Nadat Matt Williams in 2016 de band verliet, vonden Barrows en Billy Fuller een nieuw lid in Will Young, waarna het trio in 2017 de single “Sex Music” op Bandcamp uitbracht. De door een bas voortgestuwde song met een afgemeten rockbeat en zelfs — weliswaar gemurmelde —zang, vormde op een aantal vlakken een duidelijke breuk met het verleden. Het was — zo blijkt nu — een duidelijke aanzet en hint naar het recent verschenen >>>. Op het nieuwe album valt dan wel nog de nodige kraut te rapen, muzikaal tapt het wel degelijk van een pak meer vaatjes, met vaak interessante resultaten tot gevolg. Vooruitgeschoven single “Allé Sauvage” liet al zoveel horen door voor een intrigerende mix te kiezen van Franse space music, Teutoonse ritmiek en zompige gitaren. Ook op “RSI” mogen de ruimtekeyboards aantreden, terwijl de drums verder pompen. Toch kent het nummer mede door de stuwende gitaren een heel andere aanpak. Het is een van de meer opmerkelijke songs op de plaat.

OPDRACHTEN:
1 – Op welk platform bracht het trio in 2017 volgens de bespreking de single "Sex Music" uit?
2 – Vat de alinea uit de bespreking die begint met "Nadat Matt Williams in 2016" korter samen en behoud daarbij de belangrijkste feiten.
De records heb je niet nodig.

Fragmenten uit een set lay-outannotaties:
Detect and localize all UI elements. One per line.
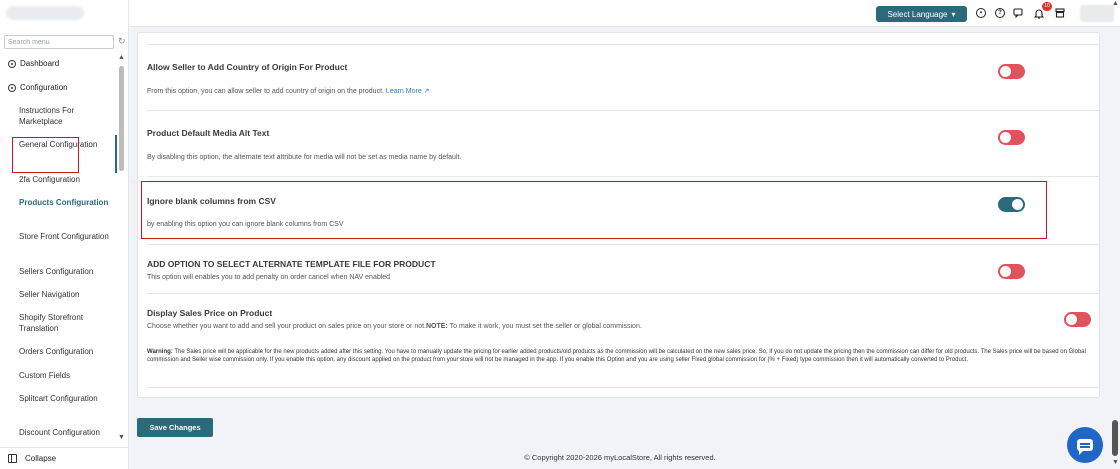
search-menu-input[interactable]: [4, 35, 114, 49]
setting-title-sales-price: Display Sales Price on Product: [147, 308, 273, 318]
help-icon[interactable]: ?: [995, 8, 1005, 18]
sidebar-item-sellers-configuration[interactable]: Sellers Configuration: [19, 266, 109, 277]
sidebar-item-discount-configuration[interactable]: Discount Configuration: [19, 427, 109, 438]
setting-desc-media-alt-text: By disabling this option, the alternate …: [147, 154, 462, 161]
collapse-icon: [8, 454, 17, 463]
select-language-label: Select Language: [887, 9, 948, 19]
scroll-down-arrow-icon[interactable]: ▼: [1112, 459, 1119, 466]
divider: [147, 387, 1100, 388]
setting-title-country-of-origin: Allow Seller to Add Country of Origin Fo…: [147, 62, 348, 72]
sidebar-item-configuration[interactable]: Configuration: [8, 82, 108, 93]
sidebar-item-dashboard[interactable]: Dashboard: [8, 58, 108, 69]
setting-desc-alternate-template: This option will enables you to add pena…: [147, 274, 391, 281]
sidebar-item-store-front-configuration[interactable]: Store Front Configuration: [19, 231, 109, 242]
live-chat-button[interactable]: [1067, 427, 1103, 463]
account-icon[interactable]: •: [976, 8, 986, 18]
active-item-indicator: [115, 135, 117, 173]
divider: [147, 244, 1100, 245]
sidebar-item-shopify-storefront-translation[interactable]: Shopify Storefront Translation: [19, 312, 109, 334]
footer-copyright: © Copyright 2020-2026 myLocalStore, All …: [524, 453, 716, 462]
divider: [147, 110, 1100, 111]
sidebar: ↻ Dashboard Configuration Instructions F…: [0, 0, 129, 469]
message-icon-svg: [1013, 8, 1023, 19]
store-icon-svg: [1055, 8, 1065, 18]
setting-desc-text: Choose whether you want to add and sell …: [147, 323, 426, 330]
active-item-highlight: [12, 137, 79, 173]
gear-icon: [8, 83, 16, 92]
divider: [147, 293, 1100, 294]
note-label: NOTE:: [426, 323, 448, 330]
sidebar-item-custom-fields[interactable]: Custom Fields: [19, 370, 109, 381]
setting-desc-text: From this option, you can allow seller t…: [147, 88, 384, 95]
sidebar-item-splitcart-configuration[interactable]: Splitcart Configuration: [19, 393, 109, 404]
divider: [147, 44, 1100, 45]
warning-text: The Sales price will be applicable for t…: [147, 349, 1086, 363]
sidebar-scroll-thumb[interactable]: [119, 66, 124, 171]
select-language-button[interactable]: Select Language ▾: [876, 6, 967, 22]
scroll-up-arrow-icon[interactable]: ▲: [118, 54, 125, 61]
toggle-alternate-template[interactable]: [998, 264, 1025, 279]
setting-title-media-alt-text: Product Default Media Alt Text: [147, 128, 270, 138]
sidebar-menu: Dashboard Configuration Instructions For…: [0, 54, 118, 444]
setting-desc-country-of-origin: From this option, you can allow seller t…: [147, 87, 430, 95]
brand-logo: [6, 6, 84, 20]
toggle-sales-price[interactable]: [1064, 312, 1091, 327]
sidebar-item-2fa-configuration[interactable]: 2fa Configuration: [19, 174, 109, 185]
learn-more-link[interactable]: Learn More ↗: [386, 88, 430, 95]
toggle-media-alt-text[interactable]: [998, 130, 1025, 145]
sidebar-item-products-configuration[interactable]: Products Configuration: [19, 197, 109, 208]
page-scroll-thumb[interactable]: [1112, 420, 1118, 456]
scroll-down-arrow-icon[interactable]: ▼: [118, 434, 125, 441]
dashboard-icon: [8, 59, 16, 68]
search-row: ↻: [4, 35, 128, 49]
user-avatar[interactable]: [1080, 5, 1114, 22]
caret-down-icon: ▾: [951, 9, 956, 19]
chat-bubble-icon: [1077, 439, 1093, 455]
setting-desc-sales-price: Choose whether you want to add and sell …: [147, 323, 642, 330]
divider: [147, 176, 1100, 177]
note-text: To make it work, you must set the seller…: [447, 323, 642, 330]
sidebar-scrollbar[interactable]: ▲ ▼: [118, 54, 125, 446]
highlight-box-ignore-blank-columns: [141, 181, 1047, 239]
sidebar-item-orders-configuration[interactable]: Orders Configuration: [19, 346, 109, 357]
scroll-up-arrow-icon[interactable]: ▲: [1112, 0, 1119, 7]
refresh-icon[interactable]: ↻: [118, 36, 126, 47]
chat-message-icon[interactable]: [1013, 8, 1023, 19]
toggle-country-of-origin[interactable]: [998, 64, 1025, 79]
collapse-label: Collapse: [25, 454, 57, 463]
notification-count-badge: 10: [1042, 2, 1052, 11]
top-bar: Select Language ▾ • ? 10: [129, 0, 1120, 27]
setting-title-alternate-template: ADD OPTION TO SELECT ALTERNATE TEMPLATE …: [147, 259, 436, 269]
sidebar-item-label: Dashboard: [20, 59, 60, 68]
warning-label: Warning:: [147, 349, 173, 355]
store-icon[interactable]: [1055, 8, 1065, 18]
collapse-button[interactable]: Collapse: [0, 447, 129, 469]
sidebar-item-label: Configuration: [20, 83, 68, 92]
page-scrollbar[interactable]: ▲ ▼: [1111, 0, 1120, 469]
sales-price-warning: Warning: The Sales price will be applica…: [147, 348, 1095, 364]
sidebar-item-instructions[interactable]: Instructions For Marketplace: [19, 105, 109, 127]
save-changes-button[interactable]: Save Changes: [137, 418, 213, 437]
sidebar-item-seller-navigation[interactable]: Seller Navigation: [19, 289, 109, 300]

ANTWOORDEN:
1 – Op Bandcamp.

2 – Na het vertrek van Matt Williams in 2016 namen Barrows en Billy Fuller Will Young erbij. In 2017 bracht het trio de single "Sex Music" uit op Bandcamp. Die song, met een stuwende bas, een afgemeten rockbeat en gemurmelde zang, brak duidelijk met het verleden en wees vooruit naar het nieuwe album. Daarop is nog veel kraut te horen, maar de muziek put uit meer bronnen, vaak met interessante resultaten. De single "Allé Sauvage" mengt Franse space music, Teutoonse ritmiek en zompige gitaren. "RSI" heeft ook ruimtekeyboards en pompende drums, maar kiest door de stuwende gitaren een heel andere aanpak. Het is een van de opmerkelijkste songs op de plaat.